— Start Record excerpts —

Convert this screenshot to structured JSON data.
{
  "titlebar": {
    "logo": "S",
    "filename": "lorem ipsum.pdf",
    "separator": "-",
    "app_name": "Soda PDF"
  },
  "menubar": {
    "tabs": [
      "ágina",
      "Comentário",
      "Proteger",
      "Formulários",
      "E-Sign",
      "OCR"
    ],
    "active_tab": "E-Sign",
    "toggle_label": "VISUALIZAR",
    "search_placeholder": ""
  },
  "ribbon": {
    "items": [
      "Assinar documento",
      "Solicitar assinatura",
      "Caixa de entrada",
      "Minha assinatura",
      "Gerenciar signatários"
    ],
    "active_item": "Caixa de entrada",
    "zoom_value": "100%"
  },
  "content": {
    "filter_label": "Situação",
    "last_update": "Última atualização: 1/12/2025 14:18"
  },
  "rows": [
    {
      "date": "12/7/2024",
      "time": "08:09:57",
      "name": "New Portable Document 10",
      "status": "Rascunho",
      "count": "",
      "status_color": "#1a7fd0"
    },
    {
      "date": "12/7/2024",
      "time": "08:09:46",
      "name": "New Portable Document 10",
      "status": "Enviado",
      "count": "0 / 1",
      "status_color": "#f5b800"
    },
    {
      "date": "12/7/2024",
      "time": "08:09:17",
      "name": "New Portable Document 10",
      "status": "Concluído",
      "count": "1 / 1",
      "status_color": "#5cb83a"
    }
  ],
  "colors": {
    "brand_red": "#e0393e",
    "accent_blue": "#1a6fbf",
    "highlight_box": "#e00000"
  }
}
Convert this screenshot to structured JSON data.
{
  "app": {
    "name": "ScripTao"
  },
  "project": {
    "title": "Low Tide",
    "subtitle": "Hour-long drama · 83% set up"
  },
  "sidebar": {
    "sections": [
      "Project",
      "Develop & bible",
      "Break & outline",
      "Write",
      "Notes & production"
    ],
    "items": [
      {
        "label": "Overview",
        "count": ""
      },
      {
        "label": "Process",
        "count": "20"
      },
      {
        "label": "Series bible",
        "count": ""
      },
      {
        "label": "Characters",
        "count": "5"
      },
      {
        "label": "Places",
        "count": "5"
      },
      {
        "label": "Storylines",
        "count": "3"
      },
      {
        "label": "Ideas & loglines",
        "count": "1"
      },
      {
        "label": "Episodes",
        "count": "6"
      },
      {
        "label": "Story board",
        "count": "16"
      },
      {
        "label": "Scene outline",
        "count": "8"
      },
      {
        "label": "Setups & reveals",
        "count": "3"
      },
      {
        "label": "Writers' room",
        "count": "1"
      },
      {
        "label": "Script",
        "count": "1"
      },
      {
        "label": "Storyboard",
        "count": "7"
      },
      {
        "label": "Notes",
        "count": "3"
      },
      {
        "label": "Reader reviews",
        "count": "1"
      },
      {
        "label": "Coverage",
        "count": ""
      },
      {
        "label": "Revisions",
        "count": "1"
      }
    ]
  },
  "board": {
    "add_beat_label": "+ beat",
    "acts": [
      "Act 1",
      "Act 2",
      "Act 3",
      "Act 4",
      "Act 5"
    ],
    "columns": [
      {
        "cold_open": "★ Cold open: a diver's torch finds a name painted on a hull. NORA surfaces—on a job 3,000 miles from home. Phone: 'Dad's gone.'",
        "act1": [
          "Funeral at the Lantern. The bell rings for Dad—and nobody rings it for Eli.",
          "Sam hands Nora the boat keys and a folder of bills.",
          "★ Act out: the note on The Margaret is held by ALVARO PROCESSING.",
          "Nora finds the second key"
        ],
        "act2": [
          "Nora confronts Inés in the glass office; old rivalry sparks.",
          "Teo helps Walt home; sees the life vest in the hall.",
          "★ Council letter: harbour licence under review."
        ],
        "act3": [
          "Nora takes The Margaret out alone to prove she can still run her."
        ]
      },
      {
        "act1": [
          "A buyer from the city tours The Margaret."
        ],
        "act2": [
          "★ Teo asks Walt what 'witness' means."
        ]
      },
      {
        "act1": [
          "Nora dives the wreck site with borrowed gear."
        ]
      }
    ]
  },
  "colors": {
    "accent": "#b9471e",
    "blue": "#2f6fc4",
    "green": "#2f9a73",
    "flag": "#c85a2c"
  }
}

— End Record excerpts —

What to produce
Would you reproduce the material above in full, exactly as given?

Solution
Convert this screenshot to structured JSON data.
{
  "titlebar": {
    "logo": "S",
    "filename": "lorem ipsum.pdf",
    "separator": "-",
    "app_name": "Soda PDF"
  },
  "menubar": {
    "tabs": [
      "ágina",
      "Comentário",
      "Proteger",
      "Formulários",
      "E-Sign",
      "OCR"
    ],
    "active_tab": "E-Sign",
    "toggle_label": "VISUALIZAR",
    "search_placeholder": ""
  },
  "ribbon": {
    "items": [
      "Assinar documento",
      "Solicitar assinatura",
      "Caixa de entrada",
      "Minha assinatura",
      "Gerenciar signatários"
    ],
    "active_item": "Caixa de entrada",
    "zoom_value": "100%"
  },
  "content": {
    "filter_label": "Situação",
    "last_update": "Última atualização: 1/12/2025 14:18"
  },
  "rows": [
    {
      "date": "12/7/2024",
      "time": "08:09:57",
      "name": "New Portable Document 10",
      "status": "Rascunho",
      "count": "",
      "status_color": "#1a7fd0"
    },
    {
      "date": "12/7/2024",
      "time": "08:09:46",
      "name": "New Portable Document 10",
      "status": "Enviado",
      "count": "0 / 1",
      "status_color": "#f5b800"
    },
    {
      "date": "12/7/2024",
      "time": "08:09:17",
      "name": "New Portable Document 10",
      "status": "Concluído",
      "count": "1 / 1",
      "status_color": "#5cb83a"
    }
  ],
  "colors": {
    "brand_red": "#e0393e",
    "accent_blue": "#1a6fbf",
    "highlight_box": "#e00000"
  }
}
Convert this screenshot to structured JSON data.
{
  "app": {
    "name": "ScripTao"
  },
  "project": {
    "title": "Low Tide",
    "subtitle": "Hour-long drama · 83% set up"
  },
  "sidebar": {
    "sections": [
      "Project",
      "Develop & bible",
      "Break & outline",
      "Write",
      "Notes & production"
    ],
    "items": [
      {
        "label": "Overview",
        "count": ""
      },
      {
        "label": "Process",
        "count": "20"
      },
      {
        "label": "Series bible",
        "count": ""
      },
      {
        "label": "Characters",
        "count": "5"
      },
      {
        "label": "Places",
        "count": "5"
      },
      {
        "label": "Storylines",
        "count": "3"
      },
      {
        "label": "Ideas & loglines",
        "count": "1"
      },
      {
        "label": "Episodes",
        "count": "6"
      },
      {
        "label": "Story board",
        "count": "16"
      },
      {
        "label": "Scene outline",
        "count": "8"
      },
      {
        "label": "Setups & reveals",
        "count": "3"
      },
      {
        "label": "Writers' room",
        "count": "1"
      },
      {
        "label": "Script",
        "count": "1"
      },
      {
        "label": "Storyboard",
        "count": "7"
      },
      {
        "label": "Notes",
        "count": "3"
      },
      {
        "label": "Reader reviews",
        "count": "1"
      },
      {
        "label": "Coverage",
        "count": ""
      },
      {
        "label": "Revisions",
        "count": "1"
      }
    ]
  },
  "board": {
    "add_beat_label": "+ beat",
    "acts": [
      "Act 1",
      "Act 2",
      "Act 3",
      "Act 4",
      "Act 5"
    ],
    "columns": [
      {
        "cold_open": "★ Cold open: a diver's torch finds a name painted on a hull. NORA surfaces—on a job 3,000 miles from home. Phone: 'Dad's gone.'",
        "act1": [
          "Funeral at the Lantern. The bell rings for Dad—and nobody rings it for Eli.",
          "Sam hands Nora the boat keys and a folder of bills.",
          "★ Act out: the note on The Margaret is held by ALVARO PROCESSING.",
          "Nora finds the second key"
        ],
        "act2": [
          "Nora confronts Inés in the glass office; old rivalry sparks.",
          "Teo helps Walt home; sees the life vest in the hall.",
          "★ Council letter: harbour licence under review."
        ],
        "act3": [
          "Nora takes The Margaret out alone to prove she can still run her."
        ]
      },
      {
        "act1": [
          "A buyer from the city tours The Margaret."
        ],
        "act2": [
          "★ Teo asks Walt what 'witness' means."
        ]
      },
      {
        "act1": [
          "Nora dives the wreck site with borrowed gear."
        ]
      }
    ]
  },
  "colors": {
    "accent": "#b9471e",
    "blue": "#2f6fc4",
    "green": "#2f9a73",
    "flag": "#c85a2c"
  }
}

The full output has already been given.